───── GIVEN RECORDS ─────

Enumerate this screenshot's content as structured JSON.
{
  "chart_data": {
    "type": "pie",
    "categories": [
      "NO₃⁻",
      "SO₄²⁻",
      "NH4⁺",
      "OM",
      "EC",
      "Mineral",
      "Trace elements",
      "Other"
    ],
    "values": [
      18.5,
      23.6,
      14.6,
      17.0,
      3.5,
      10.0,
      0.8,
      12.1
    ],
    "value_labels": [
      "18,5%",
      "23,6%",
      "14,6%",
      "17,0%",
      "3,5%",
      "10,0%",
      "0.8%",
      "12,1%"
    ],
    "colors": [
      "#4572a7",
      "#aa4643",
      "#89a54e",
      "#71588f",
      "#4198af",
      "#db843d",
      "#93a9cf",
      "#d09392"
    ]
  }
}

─────
───── GIVEN RECORDS ─────

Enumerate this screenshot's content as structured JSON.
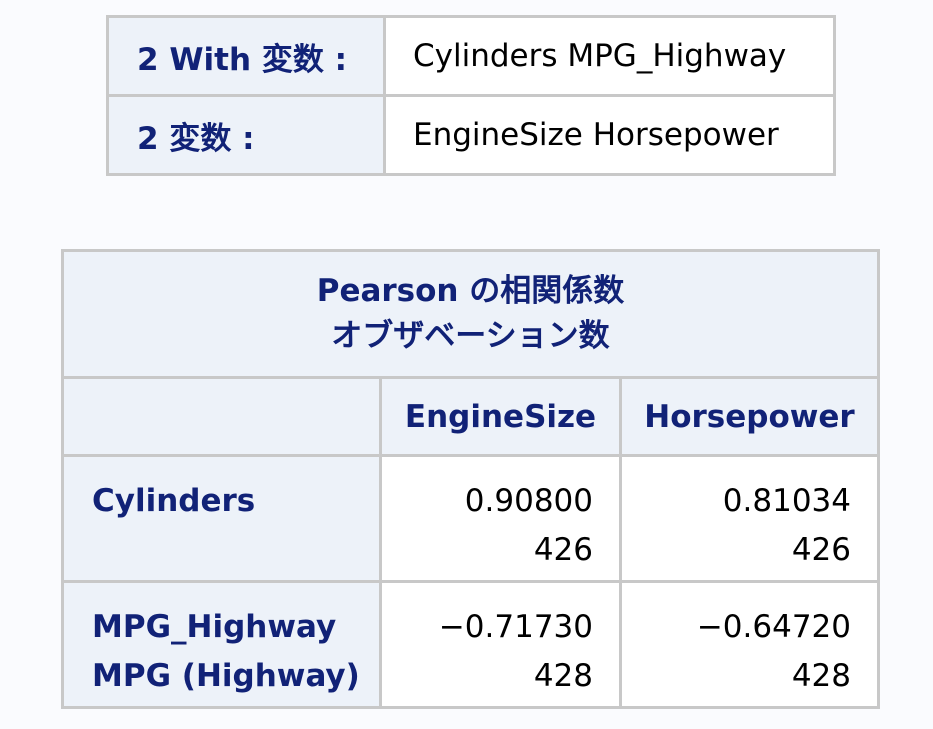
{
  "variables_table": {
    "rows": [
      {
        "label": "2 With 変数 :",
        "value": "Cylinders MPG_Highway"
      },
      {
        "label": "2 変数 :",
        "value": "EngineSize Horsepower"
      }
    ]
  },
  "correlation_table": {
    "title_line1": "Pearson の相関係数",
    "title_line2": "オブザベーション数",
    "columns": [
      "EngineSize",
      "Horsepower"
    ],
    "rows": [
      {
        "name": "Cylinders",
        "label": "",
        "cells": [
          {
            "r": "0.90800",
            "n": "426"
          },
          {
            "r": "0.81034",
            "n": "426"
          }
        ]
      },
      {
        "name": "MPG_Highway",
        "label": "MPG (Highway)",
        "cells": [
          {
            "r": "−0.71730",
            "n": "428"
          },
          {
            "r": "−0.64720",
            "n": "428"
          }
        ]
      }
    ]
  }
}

─────

=== DIRECTIONS ===
Identify and copy lines that hold the string "Cylinders".

=== FULL SOLUTION ===
        "value": "Cylinders MPG_Highway"
        "name": "Cylinders",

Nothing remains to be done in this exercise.